» **GIVEN PROBLEM**: Only the number is wanted: how many lines in the data contain "heart"?

(Collected data)
^^^^^^^^

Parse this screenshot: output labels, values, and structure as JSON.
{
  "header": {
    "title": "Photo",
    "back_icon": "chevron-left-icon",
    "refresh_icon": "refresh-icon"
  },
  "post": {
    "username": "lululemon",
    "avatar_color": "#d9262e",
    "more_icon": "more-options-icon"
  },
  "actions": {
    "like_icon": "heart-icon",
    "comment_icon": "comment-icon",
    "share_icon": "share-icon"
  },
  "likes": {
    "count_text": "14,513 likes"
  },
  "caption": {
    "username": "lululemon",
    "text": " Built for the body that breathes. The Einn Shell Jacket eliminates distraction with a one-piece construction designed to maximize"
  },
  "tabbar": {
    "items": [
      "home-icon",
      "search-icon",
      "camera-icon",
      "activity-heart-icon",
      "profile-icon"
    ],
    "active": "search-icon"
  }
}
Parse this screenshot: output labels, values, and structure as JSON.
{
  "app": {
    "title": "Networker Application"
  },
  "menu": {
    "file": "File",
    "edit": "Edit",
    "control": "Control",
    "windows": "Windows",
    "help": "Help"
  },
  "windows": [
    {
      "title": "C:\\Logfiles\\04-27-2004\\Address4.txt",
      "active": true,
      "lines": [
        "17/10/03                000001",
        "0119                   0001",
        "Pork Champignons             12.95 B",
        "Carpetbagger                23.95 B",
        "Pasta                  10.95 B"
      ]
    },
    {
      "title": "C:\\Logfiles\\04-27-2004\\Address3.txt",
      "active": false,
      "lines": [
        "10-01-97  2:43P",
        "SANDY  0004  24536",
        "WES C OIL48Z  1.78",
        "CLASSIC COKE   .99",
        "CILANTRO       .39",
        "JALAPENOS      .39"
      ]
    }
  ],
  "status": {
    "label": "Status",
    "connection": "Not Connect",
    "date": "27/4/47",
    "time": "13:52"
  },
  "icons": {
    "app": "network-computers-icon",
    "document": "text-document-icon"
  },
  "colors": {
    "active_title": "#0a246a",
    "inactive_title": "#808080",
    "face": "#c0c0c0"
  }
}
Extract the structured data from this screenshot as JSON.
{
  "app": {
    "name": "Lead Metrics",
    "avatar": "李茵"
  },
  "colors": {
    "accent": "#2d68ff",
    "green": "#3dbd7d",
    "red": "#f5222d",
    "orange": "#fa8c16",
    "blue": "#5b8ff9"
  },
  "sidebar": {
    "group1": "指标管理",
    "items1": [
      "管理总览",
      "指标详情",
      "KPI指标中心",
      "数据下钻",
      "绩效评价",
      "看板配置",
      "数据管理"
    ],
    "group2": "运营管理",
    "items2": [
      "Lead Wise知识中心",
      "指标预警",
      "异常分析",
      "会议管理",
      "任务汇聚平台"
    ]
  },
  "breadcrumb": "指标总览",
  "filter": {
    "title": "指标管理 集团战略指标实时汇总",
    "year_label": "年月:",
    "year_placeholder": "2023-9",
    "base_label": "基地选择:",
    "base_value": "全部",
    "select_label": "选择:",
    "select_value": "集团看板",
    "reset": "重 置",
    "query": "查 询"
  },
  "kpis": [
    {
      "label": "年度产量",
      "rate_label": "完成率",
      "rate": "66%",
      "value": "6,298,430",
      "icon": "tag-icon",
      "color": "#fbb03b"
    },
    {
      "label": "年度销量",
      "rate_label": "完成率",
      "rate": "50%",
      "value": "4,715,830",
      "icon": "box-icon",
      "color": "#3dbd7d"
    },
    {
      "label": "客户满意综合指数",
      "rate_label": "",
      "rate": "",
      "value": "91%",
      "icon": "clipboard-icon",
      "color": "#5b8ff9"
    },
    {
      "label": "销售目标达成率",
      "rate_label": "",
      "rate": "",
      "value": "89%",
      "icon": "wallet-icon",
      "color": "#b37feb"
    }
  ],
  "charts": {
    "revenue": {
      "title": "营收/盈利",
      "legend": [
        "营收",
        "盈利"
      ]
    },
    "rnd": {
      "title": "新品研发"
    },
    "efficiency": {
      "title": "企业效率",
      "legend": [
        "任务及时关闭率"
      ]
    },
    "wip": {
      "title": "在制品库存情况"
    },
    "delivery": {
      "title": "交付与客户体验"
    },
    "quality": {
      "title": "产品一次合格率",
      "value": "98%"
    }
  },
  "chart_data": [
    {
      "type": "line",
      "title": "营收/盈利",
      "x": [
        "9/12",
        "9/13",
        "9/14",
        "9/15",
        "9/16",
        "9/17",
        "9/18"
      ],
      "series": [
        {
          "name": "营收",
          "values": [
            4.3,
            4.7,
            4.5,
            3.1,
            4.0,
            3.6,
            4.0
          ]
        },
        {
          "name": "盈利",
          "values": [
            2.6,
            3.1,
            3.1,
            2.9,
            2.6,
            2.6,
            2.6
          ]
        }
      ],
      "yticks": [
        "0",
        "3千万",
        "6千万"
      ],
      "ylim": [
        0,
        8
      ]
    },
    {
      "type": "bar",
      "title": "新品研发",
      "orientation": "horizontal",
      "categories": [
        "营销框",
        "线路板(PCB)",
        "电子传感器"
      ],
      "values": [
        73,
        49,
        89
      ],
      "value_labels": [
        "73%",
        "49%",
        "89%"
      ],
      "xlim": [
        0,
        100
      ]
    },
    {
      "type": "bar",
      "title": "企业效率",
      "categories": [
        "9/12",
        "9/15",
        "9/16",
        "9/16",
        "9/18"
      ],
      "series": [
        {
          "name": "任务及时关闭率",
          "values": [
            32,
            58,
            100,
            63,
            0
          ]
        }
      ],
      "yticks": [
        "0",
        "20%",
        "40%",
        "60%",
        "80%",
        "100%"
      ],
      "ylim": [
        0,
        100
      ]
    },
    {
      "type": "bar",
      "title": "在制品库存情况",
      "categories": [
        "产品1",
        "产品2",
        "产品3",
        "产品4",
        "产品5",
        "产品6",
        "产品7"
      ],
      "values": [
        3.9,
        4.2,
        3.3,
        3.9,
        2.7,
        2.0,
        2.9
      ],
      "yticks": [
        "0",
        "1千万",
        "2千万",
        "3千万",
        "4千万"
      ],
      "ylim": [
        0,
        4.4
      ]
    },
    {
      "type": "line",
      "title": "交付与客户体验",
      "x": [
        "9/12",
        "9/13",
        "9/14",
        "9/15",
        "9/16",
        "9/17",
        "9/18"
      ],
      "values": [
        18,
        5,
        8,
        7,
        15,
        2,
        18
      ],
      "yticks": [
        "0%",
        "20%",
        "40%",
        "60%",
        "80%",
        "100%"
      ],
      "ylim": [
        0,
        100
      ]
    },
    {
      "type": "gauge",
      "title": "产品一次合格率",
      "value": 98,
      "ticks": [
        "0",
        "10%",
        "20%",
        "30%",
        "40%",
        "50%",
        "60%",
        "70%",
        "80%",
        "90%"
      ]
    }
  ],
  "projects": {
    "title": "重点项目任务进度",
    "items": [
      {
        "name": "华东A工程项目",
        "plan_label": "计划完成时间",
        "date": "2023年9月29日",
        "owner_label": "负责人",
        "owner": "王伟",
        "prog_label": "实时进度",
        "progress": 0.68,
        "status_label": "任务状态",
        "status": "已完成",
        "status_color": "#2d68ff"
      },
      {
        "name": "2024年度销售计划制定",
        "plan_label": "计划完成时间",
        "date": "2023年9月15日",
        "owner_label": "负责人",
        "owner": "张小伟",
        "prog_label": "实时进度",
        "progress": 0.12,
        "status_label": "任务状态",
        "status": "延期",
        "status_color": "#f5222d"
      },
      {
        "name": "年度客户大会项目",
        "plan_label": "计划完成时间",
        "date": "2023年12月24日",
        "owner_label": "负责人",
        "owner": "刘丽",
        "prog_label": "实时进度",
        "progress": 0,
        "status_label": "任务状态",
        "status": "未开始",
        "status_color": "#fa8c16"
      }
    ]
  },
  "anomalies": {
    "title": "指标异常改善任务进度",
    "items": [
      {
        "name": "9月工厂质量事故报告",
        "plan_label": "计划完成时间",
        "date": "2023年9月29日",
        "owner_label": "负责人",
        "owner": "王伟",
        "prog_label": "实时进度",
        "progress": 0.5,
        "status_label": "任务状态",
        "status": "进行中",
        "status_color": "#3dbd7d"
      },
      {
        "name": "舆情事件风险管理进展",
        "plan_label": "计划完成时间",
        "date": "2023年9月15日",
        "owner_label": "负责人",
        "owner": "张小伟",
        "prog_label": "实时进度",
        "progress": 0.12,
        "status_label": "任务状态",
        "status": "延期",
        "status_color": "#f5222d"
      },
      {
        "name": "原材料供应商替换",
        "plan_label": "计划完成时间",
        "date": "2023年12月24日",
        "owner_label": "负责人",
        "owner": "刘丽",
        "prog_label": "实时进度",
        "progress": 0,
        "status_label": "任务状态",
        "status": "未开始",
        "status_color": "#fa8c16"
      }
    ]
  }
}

^^^^^^^^

» **OUTPUT**: 2